**Directions:** Swap "General" for "Wide" in the data, starting with the line with "oval-icon (29, 458, 63, 500)" and going on through the line with "intensity-label: 100% (21, 602, 71, 622)". Give back only those lines, with everything else left as it is.

**Given records:**
━━━━━━━━━━━━━━━━━━━━

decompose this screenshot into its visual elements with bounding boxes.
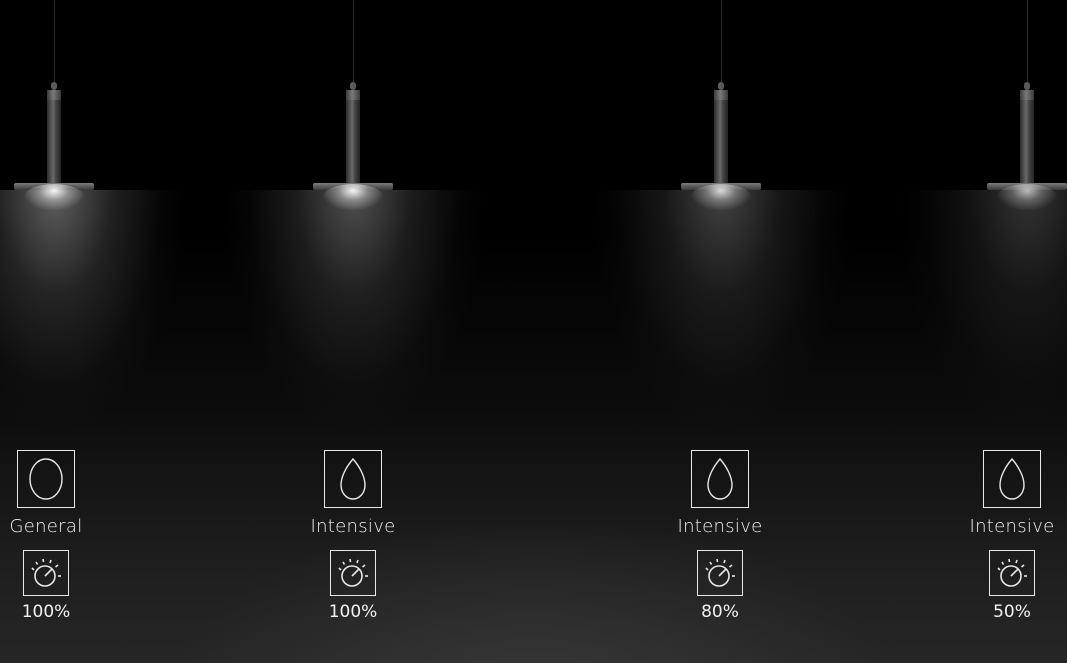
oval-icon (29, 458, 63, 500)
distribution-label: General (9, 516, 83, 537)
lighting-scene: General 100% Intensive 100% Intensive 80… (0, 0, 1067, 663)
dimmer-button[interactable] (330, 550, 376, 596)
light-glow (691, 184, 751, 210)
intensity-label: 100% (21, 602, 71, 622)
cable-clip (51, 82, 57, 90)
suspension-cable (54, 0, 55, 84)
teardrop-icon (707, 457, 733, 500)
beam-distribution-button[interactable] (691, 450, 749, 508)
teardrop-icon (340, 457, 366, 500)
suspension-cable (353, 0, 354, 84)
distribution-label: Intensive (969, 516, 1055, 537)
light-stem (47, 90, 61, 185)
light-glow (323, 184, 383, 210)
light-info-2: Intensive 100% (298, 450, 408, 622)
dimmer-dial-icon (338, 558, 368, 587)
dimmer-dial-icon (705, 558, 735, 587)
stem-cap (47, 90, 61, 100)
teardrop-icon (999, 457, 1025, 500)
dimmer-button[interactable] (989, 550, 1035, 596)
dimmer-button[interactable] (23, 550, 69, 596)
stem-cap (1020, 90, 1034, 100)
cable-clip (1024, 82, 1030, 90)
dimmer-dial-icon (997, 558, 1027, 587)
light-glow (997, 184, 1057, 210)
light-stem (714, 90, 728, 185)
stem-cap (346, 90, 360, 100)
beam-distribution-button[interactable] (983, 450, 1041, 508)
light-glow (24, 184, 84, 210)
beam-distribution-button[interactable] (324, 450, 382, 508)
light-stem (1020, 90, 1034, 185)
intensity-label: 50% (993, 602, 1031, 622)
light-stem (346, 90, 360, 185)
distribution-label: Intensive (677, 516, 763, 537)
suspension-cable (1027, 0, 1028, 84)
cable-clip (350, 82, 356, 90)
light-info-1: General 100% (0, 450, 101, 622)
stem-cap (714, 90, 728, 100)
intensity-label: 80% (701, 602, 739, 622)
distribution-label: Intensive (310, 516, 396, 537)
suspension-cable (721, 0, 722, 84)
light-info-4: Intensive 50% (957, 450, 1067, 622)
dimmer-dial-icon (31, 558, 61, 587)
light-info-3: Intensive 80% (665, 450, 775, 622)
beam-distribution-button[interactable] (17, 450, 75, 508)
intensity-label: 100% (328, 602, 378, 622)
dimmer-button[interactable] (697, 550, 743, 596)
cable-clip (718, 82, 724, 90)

━━━━━━━━━━━━━━━━━━━━

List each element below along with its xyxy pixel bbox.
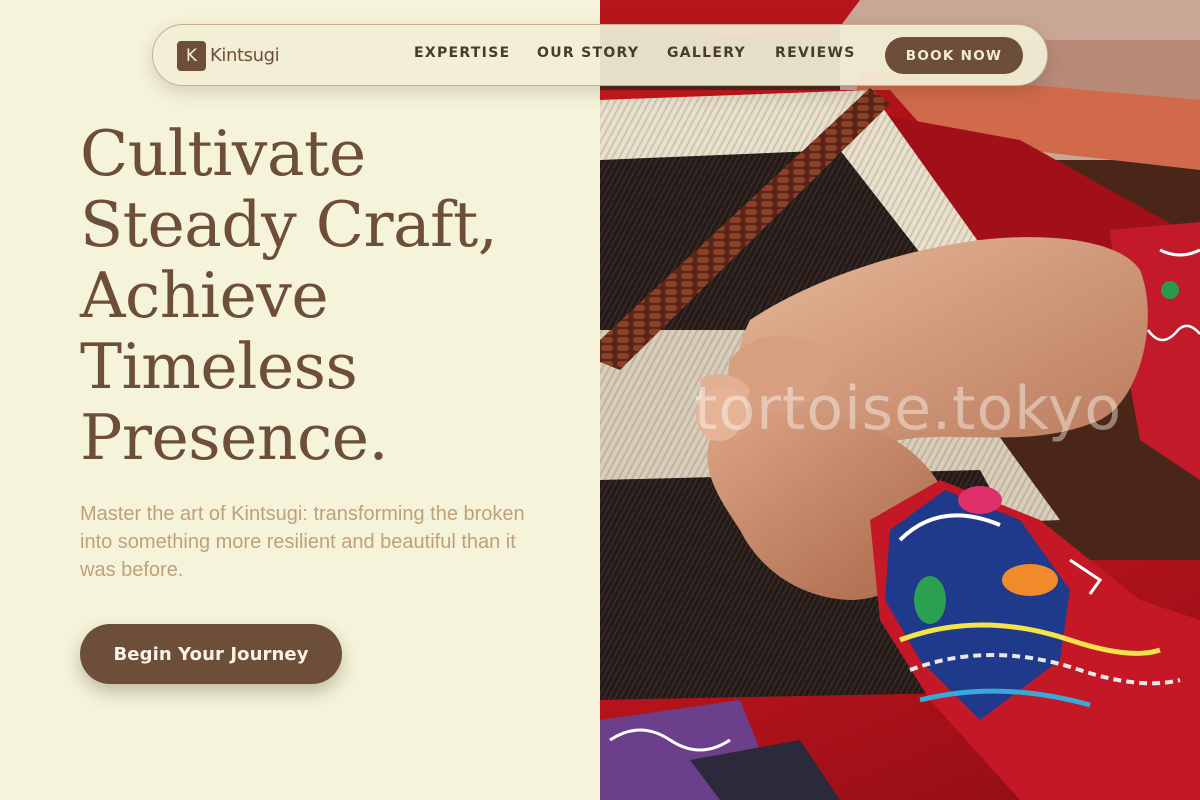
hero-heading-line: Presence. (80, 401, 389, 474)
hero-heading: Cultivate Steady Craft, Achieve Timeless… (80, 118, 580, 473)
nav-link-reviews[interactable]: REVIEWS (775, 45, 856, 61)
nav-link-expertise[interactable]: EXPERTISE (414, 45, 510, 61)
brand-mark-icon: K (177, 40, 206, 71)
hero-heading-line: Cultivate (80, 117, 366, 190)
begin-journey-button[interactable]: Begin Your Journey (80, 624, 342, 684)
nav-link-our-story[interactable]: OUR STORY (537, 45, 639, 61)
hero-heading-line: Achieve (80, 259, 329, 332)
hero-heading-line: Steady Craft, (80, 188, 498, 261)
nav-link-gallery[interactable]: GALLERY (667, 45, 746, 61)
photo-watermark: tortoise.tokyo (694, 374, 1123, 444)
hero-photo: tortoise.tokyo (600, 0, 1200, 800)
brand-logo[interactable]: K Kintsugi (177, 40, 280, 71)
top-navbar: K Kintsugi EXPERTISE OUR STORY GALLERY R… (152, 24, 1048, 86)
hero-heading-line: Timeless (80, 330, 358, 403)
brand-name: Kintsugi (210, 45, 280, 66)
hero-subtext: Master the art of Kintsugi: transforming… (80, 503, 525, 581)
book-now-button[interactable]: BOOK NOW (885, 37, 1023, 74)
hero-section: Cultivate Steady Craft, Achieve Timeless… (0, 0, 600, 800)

━━━━━━━━━━━━━━━━━━━━

**Task answer:**
oval-icon (29, 458, 63, 500)
distribution-label: Wide (9, 516, 83, 537)
lighting-scene: Wide 100% Intensive 100% Intensive 80… (0, 0, 1067, 663)
dimmer-button[interactable] (330, 550, 376, 596)
light-glow (691, 184, 751, 210)
intensity-label: 100% (21, 602, 71, 622)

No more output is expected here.